Records from a data source:
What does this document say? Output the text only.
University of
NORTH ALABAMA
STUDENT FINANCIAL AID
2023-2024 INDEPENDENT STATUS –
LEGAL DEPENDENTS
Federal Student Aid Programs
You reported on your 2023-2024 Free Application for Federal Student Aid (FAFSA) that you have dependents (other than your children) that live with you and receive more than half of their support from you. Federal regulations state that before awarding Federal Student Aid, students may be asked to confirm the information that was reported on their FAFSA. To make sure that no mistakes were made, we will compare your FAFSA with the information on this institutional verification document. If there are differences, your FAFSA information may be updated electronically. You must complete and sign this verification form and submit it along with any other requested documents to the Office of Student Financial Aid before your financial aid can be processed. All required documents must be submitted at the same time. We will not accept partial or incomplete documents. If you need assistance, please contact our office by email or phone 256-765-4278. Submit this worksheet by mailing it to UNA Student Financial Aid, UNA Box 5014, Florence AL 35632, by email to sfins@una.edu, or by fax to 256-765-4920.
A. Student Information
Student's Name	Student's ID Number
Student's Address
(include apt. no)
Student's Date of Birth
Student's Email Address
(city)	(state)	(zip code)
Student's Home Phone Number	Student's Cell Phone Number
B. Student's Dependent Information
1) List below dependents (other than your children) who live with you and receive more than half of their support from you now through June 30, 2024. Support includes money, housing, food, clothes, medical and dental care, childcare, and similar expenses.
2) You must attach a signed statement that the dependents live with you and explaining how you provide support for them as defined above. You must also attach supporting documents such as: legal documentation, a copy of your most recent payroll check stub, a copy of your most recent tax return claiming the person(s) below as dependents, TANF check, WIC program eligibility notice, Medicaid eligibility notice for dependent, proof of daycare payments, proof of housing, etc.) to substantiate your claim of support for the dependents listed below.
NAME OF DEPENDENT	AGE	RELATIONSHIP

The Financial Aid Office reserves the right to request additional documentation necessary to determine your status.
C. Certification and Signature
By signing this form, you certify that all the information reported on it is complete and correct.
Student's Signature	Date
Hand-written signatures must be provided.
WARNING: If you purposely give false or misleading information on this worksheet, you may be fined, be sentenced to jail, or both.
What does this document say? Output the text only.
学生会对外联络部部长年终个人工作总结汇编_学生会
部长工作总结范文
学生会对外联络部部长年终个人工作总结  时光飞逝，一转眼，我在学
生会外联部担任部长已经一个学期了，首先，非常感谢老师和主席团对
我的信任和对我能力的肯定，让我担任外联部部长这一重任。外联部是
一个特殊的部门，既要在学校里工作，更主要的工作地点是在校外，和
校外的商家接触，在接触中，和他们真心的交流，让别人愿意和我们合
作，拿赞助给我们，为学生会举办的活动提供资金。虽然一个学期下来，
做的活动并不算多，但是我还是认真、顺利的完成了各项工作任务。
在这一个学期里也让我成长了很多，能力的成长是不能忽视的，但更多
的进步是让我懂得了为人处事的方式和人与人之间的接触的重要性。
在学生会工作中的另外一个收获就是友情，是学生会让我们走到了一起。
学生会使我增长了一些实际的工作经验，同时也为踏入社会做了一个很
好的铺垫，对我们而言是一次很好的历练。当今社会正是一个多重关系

Short problem
From the entries above, copy out every line where the string "complete" appears.

Answer to this exercise
You reported on your 2023-2024 Free Application for Federal Student Aid (FAFSA) that you have dependents (other than your children) that live with you and receive more than half of their support from you. Federal regulations state that before awarding Federal Student Aid, students may be asked to confirm the information that was reported on their FAFSA. To make sure that no mistakes were made, we will compare your FAFSA with the information on this institutional verification document. If there are differences, your FAFSA information may be updated electronically. You must complete and sign this verification form and submit it along with any other requested documents to the Office of Student Financial Aid before your financial aid can be processed. All required documents must be submitted at the same time. We will not accept partial or incomplete documents. If you need assistance, please contact our office by email or phone 256-765-4278. Submit this worksheet by mailing it to UNA Student Financial Aid, UNA Box 5014, Florence AL 35632, by email to sfins@una.edu, or by fax to 256-765-4920.
By signing this form, you certify that all the information reported on it is complete and correct.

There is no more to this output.